**DOCUMENT SECTION**
______
Market Data QA + Factor Store

Live docs (GitHub Pages)

https://h2nryhe.github.io/Market-Data-QA---Factor-Store/

A compact, production-style reference project for reliable market data pipelines:

explicit schema contracts
composable data-quality validators
immutable, checksummed snapshots
deterministic, cacheable factor materialization

The goal of this project is to make market data and derived features behave like reproducible assets rather than ad-hoc files.

Project Goal

Market data workflows often fail in quiet ways:

schema drift
duplicate bars
broken time ordering
missing intervals
inconsistent backfills
non-reproducible feature generation

This project provides a minimal but structured pipeline to address those issues by combining:

data contracts (schema + business rules)
quality checks (validators with structured reports)
snapshot versioning (manifests + checksums)
deterministic feature materialization (factor store style)

Architecture (5-minute view)

CSV sample/raw input
      |
      v
[schemas/*] contract checks (columns/dtypes/rules)
      |
      v
[validators/*] structural + duplicates + temporal + outliers
      |  (JSON report, PASS/WARN/FAIL, non-zero exit on FAIL)
      v
[versioning/*] snapshot -> data.parquet + manifest.json + checksums
      |
      v
[features/*] factor materialization from snapshot only
      |  (deterministic sort + cache key from checksum/config/version)
      v
features.parquet + feature_manifest.json

Repository Structure

schemas/: canonical data contract + typed rule/config models
validators/: composable QA checks + structured reporting + CLI
versioning/: snapshot creation + integrity verification CLI
features/: feature registry / cache / materialization CLI
configs/: schema / validator / feature policies
tests/: unit + integration tests for schema, QA, versioning, features
ci/sample_pipeline.sh: local end-to-end smoke run
.github/workflows/ci.yml: CI workflow (if enabled in your fork)

Quickstart

Tested locally on Python 3.10 and 3.11.
Python 3.11+ is recommended for best toolchain/lint parity.
______
[Records of labeled boxes]
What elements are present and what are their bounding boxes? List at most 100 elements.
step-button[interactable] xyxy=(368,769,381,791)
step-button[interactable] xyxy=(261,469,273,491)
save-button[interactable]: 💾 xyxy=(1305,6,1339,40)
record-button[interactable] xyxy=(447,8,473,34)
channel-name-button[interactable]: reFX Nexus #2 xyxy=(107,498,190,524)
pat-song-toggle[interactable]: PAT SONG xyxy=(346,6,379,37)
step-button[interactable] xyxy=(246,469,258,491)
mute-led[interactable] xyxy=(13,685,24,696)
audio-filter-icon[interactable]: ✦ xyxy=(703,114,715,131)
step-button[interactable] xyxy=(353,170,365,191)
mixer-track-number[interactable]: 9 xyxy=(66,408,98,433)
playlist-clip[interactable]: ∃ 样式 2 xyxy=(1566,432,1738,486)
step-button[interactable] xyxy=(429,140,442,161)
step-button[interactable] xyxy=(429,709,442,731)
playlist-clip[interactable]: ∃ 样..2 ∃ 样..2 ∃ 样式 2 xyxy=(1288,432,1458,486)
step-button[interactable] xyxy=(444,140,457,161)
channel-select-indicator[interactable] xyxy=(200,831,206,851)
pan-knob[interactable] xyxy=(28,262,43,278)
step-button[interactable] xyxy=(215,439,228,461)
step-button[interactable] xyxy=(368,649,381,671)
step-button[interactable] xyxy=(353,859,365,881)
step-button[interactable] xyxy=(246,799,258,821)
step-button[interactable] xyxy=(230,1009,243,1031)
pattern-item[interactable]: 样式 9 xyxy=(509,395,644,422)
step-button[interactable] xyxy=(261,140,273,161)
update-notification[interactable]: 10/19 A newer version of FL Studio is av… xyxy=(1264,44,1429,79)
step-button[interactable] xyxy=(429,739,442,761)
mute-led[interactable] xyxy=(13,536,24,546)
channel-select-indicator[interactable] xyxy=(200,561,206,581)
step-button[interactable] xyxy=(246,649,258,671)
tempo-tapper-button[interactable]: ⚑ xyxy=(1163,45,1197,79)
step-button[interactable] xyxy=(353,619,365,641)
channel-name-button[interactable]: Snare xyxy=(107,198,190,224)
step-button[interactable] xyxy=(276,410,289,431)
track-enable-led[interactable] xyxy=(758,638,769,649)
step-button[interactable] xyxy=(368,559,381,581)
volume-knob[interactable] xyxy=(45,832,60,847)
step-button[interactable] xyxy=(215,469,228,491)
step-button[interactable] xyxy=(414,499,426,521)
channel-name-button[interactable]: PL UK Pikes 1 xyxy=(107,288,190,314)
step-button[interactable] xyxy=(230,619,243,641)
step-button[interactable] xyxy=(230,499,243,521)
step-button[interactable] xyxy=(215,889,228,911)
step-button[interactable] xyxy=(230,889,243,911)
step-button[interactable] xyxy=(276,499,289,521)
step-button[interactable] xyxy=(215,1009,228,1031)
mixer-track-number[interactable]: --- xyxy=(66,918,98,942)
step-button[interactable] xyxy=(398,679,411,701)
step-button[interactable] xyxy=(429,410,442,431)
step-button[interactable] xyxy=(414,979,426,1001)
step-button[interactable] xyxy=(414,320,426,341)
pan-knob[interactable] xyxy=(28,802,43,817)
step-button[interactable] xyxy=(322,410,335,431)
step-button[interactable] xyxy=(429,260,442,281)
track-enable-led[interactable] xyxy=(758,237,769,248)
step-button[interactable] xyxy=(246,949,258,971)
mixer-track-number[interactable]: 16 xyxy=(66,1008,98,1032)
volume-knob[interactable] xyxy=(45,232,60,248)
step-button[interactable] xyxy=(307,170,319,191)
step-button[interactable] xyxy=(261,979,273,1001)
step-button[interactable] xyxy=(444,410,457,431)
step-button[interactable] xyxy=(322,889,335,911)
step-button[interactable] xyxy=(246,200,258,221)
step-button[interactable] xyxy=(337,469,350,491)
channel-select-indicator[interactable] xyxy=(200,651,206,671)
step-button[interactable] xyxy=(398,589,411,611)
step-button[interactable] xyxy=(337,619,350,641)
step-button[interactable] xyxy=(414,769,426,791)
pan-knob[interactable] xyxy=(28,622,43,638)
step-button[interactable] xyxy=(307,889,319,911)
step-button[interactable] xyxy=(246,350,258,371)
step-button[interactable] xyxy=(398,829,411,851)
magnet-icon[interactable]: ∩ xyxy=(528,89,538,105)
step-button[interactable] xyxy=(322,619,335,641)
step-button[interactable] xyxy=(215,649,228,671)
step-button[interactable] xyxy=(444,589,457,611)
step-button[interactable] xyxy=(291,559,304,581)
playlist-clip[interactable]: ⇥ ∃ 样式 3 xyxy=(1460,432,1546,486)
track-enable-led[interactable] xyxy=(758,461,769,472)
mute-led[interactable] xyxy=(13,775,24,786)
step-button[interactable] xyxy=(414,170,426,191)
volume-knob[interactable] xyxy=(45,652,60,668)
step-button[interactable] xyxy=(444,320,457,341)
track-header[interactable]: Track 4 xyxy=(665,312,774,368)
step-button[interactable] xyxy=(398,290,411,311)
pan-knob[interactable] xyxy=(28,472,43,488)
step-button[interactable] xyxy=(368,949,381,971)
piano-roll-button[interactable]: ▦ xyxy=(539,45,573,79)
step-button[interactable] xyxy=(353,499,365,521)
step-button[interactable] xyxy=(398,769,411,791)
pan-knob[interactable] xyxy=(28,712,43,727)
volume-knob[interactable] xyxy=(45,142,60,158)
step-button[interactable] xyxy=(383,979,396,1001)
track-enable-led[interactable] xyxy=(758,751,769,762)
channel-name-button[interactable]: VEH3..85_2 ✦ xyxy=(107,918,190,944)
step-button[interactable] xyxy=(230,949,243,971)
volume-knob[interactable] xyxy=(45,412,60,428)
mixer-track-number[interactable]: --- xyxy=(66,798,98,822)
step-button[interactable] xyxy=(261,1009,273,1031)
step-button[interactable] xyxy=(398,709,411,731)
______
**STATED TASK**
According to the Market Data QA + Factor Store project text, which Python versions was the project tested on locally? The records come from a different source than the text.

**RESPONSE TO THE EXERCISE**
Python 3.10 and 3.11.